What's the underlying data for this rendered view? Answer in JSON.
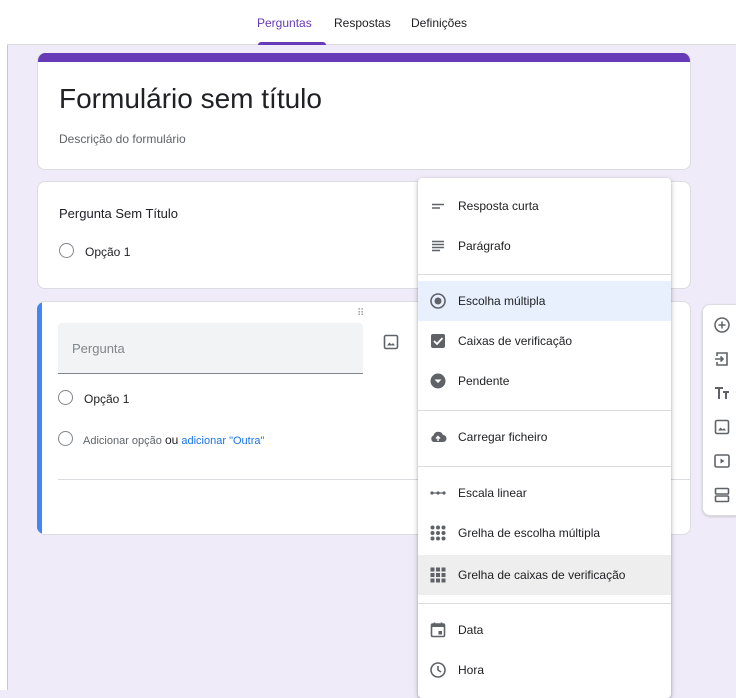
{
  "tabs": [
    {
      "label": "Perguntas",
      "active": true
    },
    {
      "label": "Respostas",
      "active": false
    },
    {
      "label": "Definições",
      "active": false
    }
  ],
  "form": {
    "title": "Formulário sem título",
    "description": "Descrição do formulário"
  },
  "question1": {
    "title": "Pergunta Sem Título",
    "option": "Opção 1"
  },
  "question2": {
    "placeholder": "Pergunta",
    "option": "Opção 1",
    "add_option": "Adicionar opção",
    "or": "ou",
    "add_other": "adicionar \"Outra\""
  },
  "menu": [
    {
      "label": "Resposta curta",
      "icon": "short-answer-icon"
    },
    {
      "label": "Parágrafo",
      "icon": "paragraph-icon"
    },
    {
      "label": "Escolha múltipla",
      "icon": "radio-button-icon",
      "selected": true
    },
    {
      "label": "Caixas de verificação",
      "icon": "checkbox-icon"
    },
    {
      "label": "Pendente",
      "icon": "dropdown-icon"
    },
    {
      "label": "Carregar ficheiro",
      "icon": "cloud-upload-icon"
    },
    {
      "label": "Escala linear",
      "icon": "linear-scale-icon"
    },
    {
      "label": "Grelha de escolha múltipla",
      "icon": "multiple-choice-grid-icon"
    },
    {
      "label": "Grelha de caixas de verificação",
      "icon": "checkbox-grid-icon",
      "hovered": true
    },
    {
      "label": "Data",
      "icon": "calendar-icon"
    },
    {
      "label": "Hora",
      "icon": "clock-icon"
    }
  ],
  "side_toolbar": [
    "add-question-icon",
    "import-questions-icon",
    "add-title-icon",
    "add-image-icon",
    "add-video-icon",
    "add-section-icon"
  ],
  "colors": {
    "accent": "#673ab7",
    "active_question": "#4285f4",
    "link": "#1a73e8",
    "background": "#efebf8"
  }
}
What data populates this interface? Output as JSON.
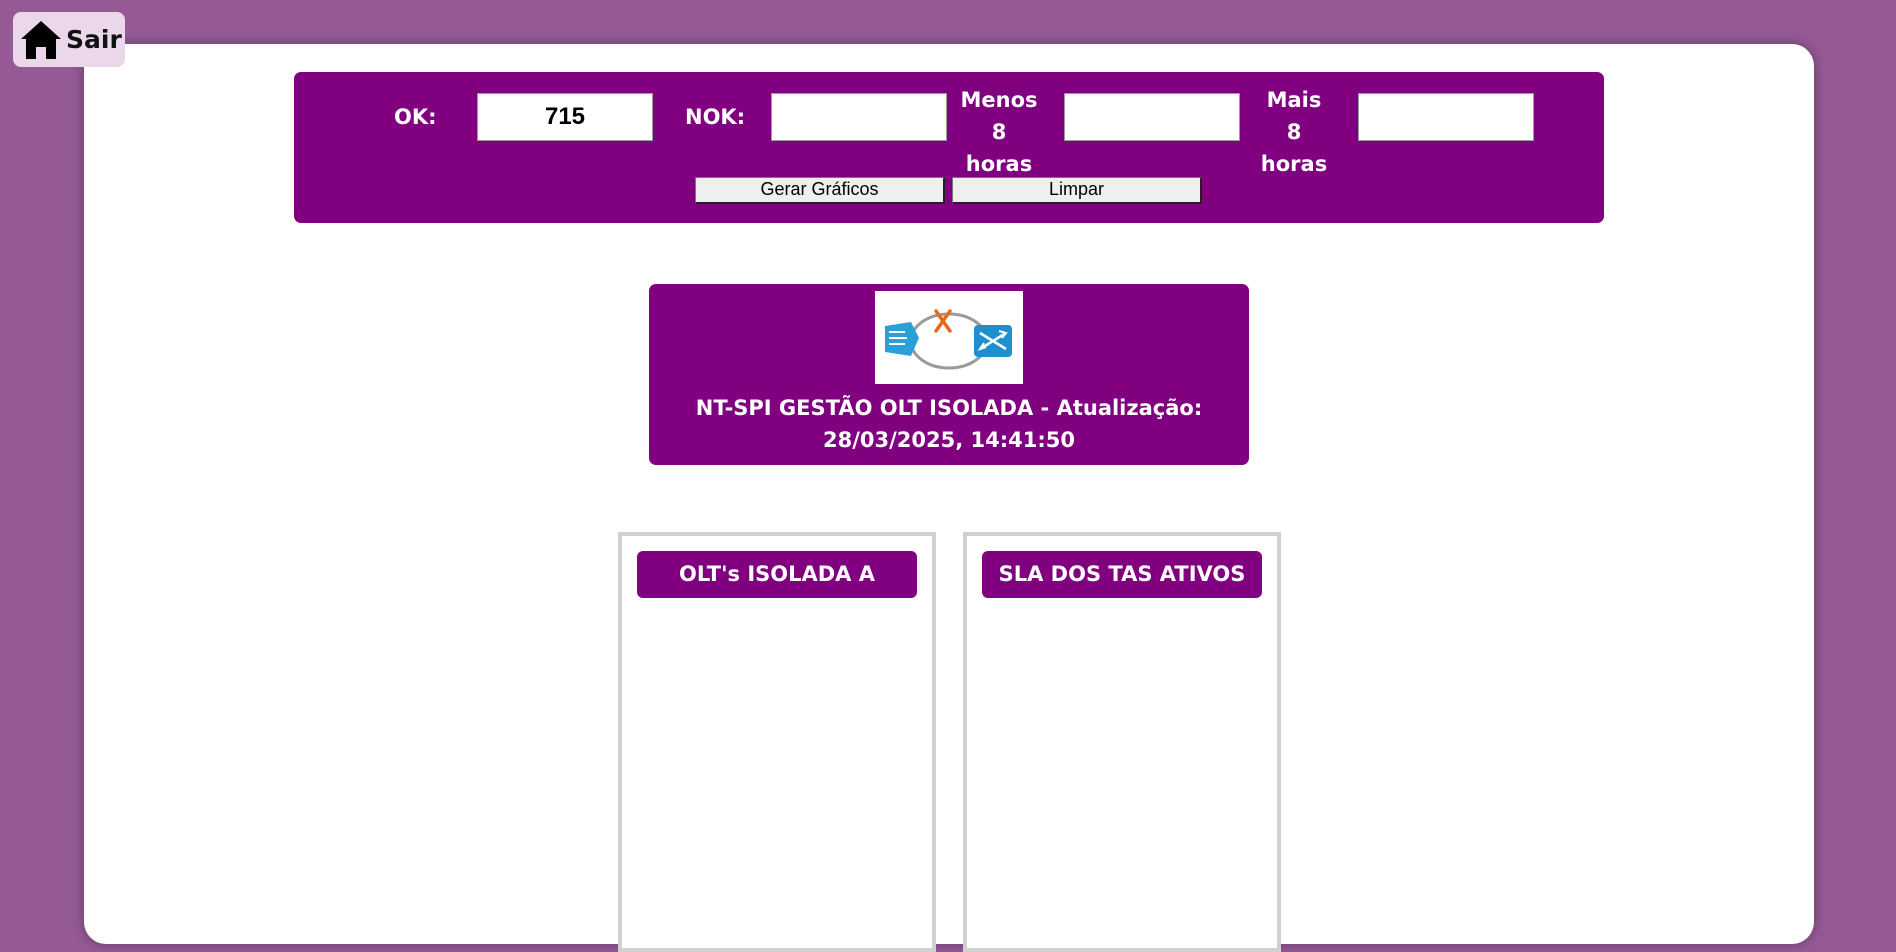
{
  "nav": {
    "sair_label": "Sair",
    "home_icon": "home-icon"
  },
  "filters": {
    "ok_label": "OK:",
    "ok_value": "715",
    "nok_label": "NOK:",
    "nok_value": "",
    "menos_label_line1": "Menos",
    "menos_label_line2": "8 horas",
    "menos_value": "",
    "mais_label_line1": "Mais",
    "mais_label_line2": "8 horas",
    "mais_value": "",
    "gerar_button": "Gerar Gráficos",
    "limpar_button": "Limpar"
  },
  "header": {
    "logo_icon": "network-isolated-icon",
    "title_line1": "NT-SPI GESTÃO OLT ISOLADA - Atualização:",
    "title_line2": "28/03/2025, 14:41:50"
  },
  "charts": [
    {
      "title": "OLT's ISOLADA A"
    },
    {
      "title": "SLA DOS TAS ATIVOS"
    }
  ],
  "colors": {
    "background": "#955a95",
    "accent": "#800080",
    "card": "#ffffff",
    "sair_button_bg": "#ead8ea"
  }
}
———
▶ **Task brief**: Show each line holding the word "JSON".

▶ **Task result**:
What's the underlying data for this rendered view? Answer in JSON.
What data populates this interface? Output as JSON.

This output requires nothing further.